◆ Excerpted data
----------

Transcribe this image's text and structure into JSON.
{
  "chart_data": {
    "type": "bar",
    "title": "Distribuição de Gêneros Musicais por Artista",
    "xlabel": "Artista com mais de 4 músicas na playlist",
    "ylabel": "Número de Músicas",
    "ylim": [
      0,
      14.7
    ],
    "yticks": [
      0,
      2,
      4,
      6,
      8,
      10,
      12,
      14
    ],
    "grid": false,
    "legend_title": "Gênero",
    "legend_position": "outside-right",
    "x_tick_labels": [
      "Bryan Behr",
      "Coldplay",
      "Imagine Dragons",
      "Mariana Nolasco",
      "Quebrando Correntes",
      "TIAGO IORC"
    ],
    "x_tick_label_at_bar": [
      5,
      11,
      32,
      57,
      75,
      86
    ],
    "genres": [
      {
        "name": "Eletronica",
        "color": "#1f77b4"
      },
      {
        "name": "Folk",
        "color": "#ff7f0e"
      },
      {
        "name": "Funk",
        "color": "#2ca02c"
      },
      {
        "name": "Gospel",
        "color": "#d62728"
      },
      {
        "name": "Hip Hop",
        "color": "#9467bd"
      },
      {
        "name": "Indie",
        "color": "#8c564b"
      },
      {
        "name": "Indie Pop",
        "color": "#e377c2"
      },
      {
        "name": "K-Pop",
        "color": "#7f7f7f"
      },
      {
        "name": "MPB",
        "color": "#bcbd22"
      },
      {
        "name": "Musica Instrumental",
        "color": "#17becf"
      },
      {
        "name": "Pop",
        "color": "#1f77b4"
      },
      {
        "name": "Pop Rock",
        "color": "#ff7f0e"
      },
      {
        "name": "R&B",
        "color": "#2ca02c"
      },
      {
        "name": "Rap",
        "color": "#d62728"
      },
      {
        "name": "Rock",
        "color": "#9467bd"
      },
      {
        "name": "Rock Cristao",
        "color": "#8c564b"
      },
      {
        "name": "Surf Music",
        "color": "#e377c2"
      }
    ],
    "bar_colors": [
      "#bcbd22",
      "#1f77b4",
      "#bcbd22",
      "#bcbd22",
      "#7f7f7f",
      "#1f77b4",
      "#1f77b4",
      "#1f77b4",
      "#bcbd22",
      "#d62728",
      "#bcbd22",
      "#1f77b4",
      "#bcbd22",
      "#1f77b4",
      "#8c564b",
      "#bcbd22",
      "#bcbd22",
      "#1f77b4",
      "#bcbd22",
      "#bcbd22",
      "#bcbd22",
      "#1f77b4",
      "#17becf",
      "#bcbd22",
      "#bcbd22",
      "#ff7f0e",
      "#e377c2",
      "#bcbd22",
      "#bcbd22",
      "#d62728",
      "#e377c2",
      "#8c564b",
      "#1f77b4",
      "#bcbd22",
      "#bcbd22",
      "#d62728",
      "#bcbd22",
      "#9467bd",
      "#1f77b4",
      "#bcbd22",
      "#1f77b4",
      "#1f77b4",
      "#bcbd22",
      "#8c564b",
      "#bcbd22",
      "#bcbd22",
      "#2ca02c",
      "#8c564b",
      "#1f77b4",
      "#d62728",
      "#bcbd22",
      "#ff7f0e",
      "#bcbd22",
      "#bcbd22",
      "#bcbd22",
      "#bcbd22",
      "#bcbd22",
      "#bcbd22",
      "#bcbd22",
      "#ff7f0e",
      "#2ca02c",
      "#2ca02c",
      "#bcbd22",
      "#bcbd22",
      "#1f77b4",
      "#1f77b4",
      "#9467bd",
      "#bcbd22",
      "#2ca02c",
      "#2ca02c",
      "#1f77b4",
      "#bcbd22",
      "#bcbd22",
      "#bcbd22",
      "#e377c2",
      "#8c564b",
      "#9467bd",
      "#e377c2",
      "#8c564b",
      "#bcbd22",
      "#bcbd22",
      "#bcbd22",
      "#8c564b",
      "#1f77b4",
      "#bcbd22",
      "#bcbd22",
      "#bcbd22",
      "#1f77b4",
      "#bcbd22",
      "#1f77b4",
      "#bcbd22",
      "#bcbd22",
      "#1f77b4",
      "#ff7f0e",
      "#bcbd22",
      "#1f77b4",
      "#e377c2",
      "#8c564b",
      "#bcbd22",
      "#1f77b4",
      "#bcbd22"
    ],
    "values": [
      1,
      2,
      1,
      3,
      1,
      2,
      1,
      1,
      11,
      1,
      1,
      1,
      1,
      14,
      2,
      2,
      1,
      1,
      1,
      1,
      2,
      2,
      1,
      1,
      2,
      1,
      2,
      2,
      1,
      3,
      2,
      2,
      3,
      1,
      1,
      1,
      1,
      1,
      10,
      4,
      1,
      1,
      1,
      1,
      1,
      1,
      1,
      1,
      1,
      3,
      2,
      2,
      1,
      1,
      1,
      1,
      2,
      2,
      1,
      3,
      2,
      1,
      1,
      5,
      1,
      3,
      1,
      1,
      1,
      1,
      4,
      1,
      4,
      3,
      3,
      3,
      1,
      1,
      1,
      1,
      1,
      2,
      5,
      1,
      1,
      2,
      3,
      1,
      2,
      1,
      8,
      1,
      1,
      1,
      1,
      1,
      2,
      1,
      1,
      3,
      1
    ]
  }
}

----------

◆ Exercise goal
Return every line above in which the string "Rock" occurs.

◆ Written response
        "name": "Pop Rock",
        "name": "Rock",
        "name": "Rock Cristao",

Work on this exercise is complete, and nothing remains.